[Aim of the exercise]
Check each line below for the word "государственной", and copy those that have it.

[Data to use]

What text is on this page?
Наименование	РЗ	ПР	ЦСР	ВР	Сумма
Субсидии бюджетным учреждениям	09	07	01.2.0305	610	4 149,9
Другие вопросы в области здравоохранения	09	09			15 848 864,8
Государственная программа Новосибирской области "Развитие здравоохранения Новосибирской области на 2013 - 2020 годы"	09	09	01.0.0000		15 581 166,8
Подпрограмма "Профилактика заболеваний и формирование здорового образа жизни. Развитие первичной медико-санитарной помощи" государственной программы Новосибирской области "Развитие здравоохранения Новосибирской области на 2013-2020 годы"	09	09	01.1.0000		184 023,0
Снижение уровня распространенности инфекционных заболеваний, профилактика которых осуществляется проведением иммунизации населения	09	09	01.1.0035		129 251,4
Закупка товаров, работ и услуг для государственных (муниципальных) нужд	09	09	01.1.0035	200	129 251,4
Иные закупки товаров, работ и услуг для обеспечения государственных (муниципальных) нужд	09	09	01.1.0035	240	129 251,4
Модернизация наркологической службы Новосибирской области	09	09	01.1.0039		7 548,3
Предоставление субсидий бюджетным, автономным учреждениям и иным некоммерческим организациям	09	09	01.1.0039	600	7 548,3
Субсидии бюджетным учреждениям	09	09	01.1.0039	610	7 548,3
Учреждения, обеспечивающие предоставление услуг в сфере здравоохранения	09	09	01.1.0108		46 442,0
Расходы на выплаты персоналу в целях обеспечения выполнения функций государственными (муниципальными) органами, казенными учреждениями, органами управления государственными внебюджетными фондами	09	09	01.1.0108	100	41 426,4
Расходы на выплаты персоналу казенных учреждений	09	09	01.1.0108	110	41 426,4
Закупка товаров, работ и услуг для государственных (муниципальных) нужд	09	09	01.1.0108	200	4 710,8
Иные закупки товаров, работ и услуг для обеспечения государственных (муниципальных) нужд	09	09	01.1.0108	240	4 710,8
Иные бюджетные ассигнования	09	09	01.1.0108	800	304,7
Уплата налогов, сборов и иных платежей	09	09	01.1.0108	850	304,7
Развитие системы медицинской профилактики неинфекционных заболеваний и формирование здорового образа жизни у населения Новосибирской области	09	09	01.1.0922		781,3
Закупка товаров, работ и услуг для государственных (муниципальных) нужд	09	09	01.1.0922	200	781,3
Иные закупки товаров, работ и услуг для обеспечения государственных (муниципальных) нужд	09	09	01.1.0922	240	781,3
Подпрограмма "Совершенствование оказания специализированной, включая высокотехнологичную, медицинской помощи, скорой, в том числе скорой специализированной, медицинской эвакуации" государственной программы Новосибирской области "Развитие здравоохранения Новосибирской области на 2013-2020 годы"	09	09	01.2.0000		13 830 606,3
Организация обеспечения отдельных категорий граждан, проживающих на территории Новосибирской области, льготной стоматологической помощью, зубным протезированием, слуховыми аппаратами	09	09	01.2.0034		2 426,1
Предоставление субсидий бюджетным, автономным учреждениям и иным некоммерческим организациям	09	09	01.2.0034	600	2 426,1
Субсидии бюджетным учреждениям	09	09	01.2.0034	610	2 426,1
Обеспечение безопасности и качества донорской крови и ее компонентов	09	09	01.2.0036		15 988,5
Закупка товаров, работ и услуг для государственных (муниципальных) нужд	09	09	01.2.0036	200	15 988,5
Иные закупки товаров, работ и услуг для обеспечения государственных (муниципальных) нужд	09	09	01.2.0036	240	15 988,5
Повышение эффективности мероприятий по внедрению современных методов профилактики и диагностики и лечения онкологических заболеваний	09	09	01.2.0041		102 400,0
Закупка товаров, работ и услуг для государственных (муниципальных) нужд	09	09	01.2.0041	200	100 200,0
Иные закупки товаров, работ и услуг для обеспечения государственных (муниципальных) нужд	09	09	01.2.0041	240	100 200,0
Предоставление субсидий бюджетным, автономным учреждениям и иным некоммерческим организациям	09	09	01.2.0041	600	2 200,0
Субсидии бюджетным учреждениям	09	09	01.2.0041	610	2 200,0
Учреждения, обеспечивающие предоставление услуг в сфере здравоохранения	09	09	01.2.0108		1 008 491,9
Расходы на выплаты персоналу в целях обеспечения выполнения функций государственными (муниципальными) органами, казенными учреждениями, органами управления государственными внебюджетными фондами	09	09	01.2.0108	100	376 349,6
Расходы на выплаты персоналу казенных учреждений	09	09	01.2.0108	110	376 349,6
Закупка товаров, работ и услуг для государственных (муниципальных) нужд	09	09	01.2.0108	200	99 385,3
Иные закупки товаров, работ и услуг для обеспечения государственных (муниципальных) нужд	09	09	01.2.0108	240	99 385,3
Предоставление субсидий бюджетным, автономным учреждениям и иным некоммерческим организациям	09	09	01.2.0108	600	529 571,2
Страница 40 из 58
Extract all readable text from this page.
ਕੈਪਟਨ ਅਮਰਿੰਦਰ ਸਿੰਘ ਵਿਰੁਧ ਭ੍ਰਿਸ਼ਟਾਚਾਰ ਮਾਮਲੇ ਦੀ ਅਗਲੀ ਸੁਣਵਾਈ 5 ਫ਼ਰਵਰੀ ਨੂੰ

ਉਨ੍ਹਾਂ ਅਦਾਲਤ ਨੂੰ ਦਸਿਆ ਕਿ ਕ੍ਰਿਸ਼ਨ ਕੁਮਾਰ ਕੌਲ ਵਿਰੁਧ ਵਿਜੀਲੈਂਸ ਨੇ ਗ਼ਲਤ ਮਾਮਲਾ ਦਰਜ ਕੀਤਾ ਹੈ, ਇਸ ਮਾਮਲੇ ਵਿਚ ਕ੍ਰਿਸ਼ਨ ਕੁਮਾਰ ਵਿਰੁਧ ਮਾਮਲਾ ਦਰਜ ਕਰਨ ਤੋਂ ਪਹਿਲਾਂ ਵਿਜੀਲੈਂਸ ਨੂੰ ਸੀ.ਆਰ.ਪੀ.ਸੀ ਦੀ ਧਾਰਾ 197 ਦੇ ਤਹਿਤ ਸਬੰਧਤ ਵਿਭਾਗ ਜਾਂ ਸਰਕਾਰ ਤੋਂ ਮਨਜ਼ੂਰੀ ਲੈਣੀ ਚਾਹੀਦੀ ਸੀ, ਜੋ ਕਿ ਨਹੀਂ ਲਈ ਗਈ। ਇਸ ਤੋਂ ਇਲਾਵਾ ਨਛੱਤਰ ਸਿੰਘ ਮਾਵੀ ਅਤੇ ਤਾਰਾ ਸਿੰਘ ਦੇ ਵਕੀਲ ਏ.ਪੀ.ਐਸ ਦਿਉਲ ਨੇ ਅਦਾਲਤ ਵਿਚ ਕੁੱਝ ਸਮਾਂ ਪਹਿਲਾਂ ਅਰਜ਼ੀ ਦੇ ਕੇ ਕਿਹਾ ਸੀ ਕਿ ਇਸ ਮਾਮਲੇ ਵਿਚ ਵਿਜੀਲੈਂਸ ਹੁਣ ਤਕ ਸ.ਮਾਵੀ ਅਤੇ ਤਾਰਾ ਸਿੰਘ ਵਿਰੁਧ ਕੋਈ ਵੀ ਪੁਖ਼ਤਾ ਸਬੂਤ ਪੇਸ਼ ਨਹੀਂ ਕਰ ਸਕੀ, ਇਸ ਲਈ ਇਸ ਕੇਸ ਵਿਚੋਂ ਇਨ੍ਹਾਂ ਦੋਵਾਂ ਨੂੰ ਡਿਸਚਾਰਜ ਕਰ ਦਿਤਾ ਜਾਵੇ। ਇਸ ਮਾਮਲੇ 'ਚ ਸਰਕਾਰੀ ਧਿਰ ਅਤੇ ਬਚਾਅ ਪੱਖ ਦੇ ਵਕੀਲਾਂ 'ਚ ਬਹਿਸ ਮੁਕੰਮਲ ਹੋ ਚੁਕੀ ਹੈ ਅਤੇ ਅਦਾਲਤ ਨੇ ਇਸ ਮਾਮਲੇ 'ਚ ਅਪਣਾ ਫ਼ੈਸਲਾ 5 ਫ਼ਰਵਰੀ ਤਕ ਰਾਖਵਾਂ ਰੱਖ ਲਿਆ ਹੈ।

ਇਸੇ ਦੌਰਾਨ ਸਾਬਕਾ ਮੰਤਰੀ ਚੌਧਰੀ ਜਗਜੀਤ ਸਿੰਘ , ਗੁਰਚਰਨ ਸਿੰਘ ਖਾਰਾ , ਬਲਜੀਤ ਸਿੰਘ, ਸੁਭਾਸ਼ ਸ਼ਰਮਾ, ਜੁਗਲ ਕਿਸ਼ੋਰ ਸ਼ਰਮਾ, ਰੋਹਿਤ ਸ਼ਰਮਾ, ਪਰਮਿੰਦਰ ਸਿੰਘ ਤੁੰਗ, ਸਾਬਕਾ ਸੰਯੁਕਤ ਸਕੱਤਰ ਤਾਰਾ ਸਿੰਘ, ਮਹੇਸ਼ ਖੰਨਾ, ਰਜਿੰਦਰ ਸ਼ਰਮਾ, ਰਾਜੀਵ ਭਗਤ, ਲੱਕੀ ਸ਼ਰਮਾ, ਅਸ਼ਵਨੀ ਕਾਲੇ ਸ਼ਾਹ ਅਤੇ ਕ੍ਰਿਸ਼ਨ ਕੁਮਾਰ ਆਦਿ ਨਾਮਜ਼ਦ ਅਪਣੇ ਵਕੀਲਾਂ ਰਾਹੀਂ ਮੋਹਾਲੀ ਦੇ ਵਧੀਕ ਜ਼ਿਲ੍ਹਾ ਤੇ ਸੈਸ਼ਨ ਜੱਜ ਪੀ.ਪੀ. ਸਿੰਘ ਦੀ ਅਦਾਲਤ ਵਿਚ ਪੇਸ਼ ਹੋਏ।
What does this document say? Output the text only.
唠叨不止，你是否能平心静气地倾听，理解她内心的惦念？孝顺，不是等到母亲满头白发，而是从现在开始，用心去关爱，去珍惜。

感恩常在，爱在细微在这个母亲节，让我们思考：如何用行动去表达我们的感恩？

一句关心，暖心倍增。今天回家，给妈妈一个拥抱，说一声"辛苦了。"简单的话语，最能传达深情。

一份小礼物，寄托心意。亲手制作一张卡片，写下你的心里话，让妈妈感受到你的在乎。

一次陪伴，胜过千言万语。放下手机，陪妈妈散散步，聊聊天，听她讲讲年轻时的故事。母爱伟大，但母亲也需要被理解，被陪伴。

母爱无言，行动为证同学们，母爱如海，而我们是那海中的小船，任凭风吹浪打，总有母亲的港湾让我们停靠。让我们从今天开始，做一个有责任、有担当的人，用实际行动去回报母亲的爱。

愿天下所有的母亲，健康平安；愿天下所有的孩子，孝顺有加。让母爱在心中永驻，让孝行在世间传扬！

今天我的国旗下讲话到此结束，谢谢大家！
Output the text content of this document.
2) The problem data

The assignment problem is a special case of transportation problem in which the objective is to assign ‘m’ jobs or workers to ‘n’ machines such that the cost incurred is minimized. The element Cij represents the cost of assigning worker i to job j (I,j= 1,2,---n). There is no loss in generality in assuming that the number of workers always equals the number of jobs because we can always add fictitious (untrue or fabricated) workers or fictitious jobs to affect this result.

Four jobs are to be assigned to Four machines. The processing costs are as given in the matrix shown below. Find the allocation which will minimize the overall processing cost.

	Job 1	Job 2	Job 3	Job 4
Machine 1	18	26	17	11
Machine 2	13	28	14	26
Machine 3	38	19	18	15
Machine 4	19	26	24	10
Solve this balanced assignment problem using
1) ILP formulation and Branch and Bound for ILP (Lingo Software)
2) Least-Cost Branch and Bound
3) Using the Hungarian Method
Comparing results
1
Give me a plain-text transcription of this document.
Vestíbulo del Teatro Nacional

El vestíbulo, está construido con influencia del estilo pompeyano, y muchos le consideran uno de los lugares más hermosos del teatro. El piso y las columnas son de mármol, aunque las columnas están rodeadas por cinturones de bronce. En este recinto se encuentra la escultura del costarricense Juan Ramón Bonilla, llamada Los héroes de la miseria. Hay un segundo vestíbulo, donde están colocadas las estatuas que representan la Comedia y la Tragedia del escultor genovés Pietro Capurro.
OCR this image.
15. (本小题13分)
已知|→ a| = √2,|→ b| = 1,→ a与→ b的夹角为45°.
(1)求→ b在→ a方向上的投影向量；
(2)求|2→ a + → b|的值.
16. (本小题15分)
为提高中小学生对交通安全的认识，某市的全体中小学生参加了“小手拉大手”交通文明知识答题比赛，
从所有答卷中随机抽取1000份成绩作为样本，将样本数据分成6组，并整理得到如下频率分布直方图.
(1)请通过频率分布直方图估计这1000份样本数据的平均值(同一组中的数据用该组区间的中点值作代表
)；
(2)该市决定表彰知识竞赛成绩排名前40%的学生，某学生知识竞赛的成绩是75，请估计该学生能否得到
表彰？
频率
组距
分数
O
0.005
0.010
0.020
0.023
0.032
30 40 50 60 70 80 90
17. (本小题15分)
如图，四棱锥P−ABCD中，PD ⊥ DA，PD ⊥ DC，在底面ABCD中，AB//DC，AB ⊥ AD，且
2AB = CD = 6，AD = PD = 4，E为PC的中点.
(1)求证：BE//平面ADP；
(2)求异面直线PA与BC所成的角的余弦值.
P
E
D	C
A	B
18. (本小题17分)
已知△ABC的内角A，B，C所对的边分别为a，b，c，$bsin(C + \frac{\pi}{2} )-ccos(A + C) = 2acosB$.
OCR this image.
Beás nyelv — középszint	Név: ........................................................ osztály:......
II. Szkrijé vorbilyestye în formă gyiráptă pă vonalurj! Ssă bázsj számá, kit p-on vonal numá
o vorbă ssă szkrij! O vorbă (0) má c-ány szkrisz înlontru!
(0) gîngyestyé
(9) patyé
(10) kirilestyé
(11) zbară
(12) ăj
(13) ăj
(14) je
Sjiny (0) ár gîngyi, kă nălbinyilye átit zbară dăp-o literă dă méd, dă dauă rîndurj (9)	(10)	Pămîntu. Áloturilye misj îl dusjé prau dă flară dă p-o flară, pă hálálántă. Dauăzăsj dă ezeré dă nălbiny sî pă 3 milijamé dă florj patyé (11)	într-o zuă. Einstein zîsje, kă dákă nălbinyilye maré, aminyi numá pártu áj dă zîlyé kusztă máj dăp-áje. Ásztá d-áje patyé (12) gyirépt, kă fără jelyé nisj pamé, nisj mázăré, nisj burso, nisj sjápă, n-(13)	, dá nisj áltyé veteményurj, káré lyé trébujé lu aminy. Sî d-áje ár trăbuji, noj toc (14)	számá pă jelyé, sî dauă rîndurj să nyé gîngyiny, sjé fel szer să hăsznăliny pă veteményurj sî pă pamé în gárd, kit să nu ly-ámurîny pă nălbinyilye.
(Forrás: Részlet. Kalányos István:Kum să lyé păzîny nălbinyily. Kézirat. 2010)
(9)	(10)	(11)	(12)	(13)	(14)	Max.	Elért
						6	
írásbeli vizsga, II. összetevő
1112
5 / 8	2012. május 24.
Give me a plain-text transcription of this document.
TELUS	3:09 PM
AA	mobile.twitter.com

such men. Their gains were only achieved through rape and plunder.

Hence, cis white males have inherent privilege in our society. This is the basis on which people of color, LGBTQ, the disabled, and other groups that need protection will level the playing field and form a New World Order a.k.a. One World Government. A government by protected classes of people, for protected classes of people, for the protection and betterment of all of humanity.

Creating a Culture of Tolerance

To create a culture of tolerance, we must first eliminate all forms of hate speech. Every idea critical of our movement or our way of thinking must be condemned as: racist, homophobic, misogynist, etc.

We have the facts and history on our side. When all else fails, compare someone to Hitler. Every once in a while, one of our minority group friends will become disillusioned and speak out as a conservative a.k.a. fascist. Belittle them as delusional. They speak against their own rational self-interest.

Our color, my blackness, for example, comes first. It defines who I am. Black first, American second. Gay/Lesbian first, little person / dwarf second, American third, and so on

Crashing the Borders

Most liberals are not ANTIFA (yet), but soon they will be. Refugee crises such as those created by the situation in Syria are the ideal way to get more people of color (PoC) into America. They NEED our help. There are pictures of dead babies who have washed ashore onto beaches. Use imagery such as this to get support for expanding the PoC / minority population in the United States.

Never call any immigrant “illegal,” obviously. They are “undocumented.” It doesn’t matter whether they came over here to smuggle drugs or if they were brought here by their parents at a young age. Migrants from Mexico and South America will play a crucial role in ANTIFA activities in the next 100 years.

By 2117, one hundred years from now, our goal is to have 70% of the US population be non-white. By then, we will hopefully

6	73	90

[Solution to this task]
Подпрограмма "Профилактика заболеваний и формирование здорового образа жизни. Развитие первичной медико-санитарной помощи" государственной программы Новосибирской области "Развитие здравоохранения Новосибирской области на 2013-2020 годы"	09	09	01.1.0000		184 023,0
Подпрограмма "Совершенствование оказания специализированной, включая высокотехнологичную, медицинской помощи, скорой, в том числе скорой специализированной, медицинской эвакуации" государственной программы Новосибирской области "Развитие здравоохранения Новосибирской области на 2013-2020 годы"	09	09	01.2.0000		13 830 606,3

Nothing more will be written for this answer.